===== Data supplied =====
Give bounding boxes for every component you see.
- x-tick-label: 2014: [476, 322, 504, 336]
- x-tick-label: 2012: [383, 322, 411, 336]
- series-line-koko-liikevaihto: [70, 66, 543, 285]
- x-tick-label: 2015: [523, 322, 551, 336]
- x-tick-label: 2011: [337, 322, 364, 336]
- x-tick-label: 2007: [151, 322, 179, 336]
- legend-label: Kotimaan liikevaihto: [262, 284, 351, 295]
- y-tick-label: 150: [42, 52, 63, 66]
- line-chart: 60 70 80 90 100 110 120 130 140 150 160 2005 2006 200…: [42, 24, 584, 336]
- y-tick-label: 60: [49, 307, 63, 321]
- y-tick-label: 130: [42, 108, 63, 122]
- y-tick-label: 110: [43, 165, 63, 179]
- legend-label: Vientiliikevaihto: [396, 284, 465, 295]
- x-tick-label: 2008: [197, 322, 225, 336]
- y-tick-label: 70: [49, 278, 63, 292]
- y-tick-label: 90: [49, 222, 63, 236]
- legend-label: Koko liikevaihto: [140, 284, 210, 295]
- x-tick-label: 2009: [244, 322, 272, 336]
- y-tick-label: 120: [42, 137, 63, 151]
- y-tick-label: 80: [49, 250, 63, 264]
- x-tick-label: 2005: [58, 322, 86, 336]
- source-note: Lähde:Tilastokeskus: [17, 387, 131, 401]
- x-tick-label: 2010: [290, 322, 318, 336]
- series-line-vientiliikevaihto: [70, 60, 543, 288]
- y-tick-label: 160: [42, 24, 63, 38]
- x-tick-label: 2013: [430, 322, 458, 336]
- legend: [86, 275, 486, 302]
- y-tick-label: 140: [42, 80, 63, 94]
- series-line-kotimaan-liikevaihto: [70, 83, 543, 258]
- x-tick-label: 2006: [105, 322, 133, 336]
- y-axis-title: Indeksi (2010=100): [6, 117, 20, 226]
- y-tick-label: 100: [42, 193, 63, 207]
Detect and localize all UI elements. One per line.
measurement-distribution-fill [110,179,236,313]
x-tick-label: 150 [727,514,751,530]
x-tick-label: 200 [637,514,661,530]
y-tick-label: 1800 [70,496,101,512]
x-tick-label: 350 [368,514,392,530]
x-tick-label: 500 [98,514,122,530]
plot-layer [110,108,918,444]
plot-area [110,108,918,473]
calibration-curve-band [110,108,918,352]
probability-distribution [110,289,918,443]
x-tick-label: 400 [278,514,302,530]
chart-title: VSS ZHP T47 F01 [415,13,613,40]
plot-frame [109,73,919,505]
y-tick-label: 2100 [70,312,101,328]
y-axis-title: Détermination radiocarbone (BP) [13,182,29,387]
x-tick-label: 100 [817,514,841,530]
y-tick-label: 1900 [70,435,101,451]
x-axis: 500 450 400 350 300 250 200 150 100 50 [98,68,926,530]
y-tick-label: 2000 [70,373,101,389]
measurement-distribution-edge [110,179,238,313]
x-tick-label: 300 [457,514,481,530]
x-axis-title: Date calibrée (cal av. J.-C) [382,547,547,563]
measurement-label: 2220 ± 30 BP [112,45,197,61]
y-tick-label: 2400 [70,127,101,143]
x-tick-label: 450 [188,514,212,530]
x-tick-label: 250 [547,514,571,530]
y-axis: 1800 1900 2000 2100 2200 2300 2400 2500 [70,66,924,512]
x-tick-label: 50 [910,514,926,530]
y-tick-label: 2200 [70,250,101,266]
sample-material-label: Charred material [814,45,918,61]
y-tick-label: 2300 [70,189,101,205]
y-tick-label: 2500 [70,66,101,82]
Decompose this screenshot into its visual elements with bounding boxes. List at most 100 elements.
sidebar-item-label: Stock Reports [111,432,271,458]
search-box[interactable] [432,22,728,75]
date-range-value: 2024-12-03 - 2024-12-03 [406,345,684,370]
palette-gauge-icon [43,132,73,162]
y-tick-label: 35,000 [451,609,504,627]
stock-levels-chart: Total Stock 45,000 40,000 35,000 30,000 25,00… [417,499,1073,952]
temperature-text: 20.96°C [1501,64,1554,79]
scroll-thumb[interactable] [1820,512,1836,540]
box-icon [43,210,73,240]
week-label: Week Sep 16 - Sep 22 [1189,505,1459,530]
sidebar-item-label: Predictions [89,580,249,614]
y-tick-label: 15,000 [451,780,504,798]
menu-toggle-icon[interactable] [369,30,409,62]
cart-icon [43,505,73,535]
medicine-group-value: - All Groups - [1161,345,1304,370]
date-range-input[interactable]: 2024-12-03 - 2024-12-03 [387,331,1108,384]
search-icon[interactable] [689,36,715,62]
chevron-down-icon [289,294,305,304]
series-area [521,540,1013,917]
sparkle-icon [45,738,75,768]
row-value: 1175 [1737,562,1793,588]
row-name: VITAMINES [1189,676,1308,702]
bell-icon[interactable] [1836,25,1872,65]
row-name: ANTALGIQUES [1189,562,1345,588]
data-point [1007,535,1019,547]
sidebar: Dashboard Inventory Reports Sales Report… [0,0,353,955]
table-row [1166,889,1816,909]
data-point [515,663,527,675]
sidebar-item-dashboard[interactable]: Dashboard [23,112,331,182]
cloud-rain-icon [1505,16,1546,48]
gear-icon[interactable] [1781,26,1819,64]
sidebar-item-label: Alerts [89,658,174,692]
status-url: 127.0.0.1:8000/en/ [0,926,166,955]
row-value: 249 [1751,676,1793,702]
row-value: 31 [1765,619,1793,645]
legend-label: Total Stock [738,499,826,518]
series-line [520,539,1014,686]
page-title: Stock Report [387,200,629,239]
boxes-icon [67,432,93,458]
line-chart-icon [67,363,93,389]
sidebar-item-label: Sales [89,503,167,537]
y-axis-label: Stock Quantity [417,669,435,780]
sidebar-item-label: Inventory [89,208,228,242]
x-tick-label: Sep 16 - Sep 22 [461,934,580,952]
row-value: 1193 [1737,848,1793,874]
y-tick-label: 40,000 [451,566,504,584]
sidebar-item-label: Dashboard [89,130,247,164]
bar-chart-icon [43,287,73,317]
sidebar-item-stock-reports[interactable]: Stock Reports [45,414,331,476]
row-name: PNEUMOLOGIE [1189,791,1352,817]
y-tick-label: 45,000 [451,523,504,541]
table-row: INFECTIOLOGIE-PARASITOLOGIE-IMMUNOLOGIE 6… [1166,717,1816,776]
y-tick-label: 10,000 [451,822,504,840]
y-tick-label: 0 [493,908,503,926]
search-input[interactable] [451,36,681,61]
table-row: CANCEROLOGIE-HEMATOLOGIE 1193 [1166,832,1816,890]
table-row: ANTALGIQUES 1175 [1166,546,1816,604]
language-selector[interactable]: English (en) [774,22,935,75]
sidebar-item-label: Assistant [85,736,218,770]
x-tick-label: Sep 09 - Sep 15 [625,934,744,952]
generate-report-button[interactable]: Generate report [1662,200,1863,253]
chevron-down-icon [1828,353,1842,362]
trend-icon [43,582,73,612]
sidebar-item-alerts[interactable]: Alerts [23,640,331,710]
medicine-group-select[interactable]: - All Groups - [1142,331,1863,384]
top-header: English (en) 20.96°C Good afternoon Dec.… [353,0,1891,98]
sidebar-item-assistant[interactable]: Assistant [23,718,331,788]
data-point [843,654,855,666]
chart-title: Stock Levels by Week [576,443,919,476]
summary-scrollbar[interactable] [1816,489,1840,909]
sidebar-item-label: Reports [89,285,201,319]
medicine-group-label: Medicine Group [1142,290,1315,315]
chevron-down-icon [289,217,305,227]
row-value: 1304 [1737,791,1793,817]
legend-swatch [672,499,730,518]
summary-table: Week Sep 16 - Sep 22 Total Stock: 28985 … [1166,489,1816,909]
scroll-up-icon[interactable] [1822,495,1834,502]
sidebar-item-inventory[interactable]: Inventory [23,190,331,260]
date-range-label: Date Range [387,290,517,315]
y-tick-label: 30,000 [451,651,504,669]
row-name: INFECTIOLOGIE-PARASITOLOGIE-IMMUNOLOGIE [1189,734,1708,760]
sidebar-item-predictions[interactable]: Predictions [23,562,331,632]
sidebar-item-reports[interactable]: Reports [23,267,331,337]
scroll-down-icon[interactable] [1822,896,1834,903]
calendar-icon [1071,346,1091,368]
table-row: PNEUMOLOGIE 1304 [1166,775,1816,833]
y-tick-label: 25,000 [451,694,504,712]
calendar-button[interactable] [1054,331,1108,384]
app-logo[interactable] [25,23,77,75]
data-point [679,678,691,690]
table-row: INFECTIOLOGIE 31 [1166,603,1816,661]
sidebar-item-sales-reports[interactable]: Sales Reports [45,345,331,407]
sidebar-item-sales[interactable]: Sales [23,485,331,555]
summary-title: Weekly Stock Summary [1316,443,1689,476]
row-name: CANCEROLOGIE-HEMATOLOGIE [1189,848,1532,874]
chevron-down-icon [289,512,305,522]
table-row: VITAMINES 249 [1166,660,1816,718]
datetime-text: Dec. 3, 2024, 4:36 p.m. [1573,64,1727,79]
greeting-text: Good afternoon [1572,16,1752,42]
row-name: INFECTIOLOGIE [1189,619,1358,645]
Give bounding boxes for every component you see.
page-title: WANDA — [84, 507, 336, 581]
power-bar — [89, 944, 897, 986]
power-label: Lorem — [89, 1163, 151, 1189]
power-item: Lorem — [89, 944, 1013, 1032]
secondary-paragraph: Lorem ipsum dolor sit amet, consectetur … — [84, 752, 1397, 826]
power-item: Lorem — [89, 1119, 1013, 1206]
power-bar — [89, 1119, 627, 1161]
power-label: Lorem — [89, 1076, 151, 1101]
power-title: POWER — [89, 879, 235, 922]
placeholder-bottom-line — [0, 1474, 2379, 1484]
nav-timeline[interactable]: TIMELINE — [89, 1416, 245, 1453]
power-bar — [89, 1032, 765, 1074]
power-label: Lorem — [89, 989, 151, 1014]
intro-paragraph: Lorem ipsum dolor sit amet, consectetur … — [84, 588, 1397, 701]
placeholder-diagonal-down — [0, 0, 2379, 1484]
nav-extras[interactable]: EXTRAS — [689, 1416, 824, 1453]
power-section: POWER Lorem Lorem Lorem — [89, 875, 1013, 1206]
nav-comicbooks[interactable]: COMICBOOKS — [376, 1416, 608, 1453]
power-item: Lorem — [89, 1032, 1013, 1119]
=====
- _Problem description_
Copy out the items verbatim, from the very beginning through the line containing "- x-tick-label: 2011: [337, 322, 364, 336]", including both ends.

- _Solution below_
Give bounding boxes for every component you see.
- x-tick-label: 2014: [476, 322, 504, 336]
- x-tick-label: 2012: [383, 322, 411, 336]
- series-line-koko-liikevaihto: [70, 66, 543, 285]
- x-tick-label: 2015: [523, 322, 551, 336]
- x-tick-label: 2011: [337, 322, 364, 336]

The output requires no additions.